▸ EXERCISE BRIEF
Scan the data below and report how many lines include the word "Find". Nothing else is wanted.

--- Begin ---

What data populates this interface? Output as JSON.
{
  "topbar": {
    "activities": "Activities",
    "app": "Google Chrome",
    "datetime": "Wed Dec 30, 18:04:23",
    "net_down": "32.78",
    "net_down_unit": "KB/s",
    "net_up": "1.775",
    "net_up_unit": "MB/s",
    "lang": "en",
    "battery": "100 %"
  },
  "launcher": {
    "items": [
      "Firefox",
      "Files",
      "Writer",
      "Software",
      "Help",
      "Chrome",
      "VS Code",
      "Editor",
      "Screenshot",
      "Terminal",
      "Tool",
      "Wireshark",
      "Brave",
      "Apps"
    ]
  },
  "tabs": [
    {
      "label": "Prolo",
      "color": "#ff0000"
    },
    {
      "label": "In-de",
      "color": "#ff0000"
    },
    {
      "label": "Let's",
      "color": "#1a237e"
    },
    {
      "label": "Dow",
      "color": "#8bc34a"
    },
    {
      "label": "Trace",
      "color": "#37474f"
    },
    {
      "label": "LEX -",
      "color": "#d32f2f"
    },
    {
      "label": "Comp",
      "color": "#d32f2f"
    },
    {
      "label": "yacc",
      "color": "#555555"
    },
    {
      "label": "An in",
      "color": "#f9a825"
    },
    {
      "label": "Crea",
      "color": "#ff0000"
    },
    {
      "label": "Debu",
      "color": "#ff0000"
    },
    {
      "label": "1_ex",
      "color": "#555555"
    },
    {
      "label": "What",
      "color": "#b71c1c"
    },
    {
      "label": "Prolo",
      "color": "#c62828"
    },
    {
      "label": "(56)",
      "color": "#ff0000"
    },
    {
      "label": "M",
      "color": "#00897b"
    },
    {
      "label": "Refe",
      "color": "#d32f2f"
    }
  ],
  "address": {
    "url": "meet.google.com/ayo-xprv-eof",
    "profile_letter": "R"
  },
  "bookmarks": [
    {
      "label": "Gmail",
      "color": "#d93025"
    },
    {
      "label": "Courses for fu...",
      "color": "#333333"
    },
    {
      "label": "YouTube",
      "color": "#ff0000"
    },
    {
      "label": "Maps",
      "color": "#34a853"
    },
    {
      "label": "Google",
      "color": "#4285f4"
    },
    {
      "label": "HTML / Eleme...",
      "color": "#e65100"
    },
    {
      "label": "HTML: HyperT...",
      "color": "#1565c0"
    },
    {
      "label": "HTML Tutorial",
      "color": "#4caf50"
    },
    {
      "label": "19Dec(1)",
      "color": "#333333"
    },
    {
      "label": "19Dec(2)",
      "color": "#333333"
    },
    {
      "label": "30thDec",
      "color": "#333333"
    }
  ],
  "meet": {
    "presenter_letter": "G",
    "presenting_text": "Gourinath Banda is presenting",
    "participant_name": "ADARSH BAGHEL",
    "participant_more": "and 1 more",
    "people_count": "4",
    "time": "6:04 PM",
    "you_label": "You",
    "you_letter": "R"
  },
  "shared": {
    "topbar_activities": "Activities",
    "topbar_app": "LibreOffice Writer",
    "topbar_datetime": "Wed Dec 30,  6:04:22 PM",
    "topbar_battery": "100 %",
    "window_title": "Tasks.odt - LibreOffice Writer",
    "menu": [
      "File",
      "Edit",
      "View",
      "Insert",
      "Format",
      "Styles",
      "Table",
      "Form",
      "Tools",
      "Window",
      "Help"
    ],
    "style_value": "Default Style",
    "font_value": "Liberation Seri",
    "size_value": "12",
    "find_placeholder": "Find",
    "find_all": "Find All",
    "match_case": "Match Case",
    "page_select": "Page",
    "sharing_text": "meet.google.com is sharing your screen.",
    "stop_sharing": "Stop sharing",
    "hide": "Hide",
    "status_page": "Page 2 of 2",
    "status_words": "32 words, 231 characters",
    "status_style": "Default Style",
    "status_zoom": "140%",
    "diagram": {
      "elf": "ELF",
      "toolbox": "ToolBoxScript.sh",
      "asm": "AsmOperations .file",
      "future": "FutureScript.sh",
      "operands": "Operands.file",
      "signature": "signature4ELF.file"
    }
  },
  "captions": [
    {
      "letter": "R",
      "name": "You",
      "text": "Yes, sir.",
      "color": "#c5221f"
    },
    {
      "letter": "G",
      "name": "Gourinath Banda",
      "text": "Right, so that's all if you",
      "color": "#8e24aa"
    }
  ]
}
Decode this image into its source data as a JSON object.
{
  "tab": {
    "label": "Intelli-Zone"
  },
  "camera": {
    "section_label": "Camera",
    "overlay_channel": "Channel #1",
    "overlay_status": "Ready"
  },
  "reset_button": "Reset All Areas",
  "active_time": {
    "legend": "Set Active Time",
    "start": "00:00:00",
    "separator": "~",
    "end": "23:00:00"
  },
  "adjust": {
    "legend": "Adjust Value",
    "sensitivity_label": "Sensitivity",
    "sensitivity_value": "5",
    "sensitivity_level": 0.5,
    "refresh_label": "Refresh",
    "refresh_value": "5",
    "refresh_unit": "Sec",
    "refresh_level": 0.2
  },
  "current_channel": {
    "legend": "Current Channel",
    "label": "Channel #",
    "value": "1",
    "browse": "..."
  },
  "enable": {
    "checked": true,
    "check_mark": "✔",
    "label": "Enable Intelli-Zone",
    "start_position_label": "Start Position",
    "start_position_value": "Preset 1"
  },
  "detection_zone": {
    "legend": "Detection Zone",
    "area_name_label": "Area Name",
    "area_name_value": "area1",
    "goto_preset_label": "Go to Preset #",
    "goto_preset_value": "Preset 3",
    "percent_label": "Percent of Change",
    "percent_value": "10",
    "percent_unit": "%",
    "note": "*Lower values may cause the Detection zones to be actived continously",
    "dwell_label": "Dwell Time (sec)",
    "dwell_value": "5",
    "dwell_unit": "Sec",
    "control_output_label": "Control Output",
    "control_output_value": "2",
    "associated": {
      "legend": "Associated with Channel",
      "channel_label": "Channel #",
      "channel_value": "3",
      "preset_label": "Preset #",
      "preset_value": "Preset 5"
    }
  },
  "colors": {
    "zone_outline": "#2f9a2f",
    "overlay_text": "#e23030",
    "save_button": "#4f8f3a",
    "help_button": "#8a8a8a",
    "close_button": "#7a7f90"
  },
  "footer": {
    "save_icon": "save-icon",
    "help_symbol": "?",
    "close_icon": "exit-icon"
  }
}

--- End ---

▸ REPLY TO THE EXERCISE
2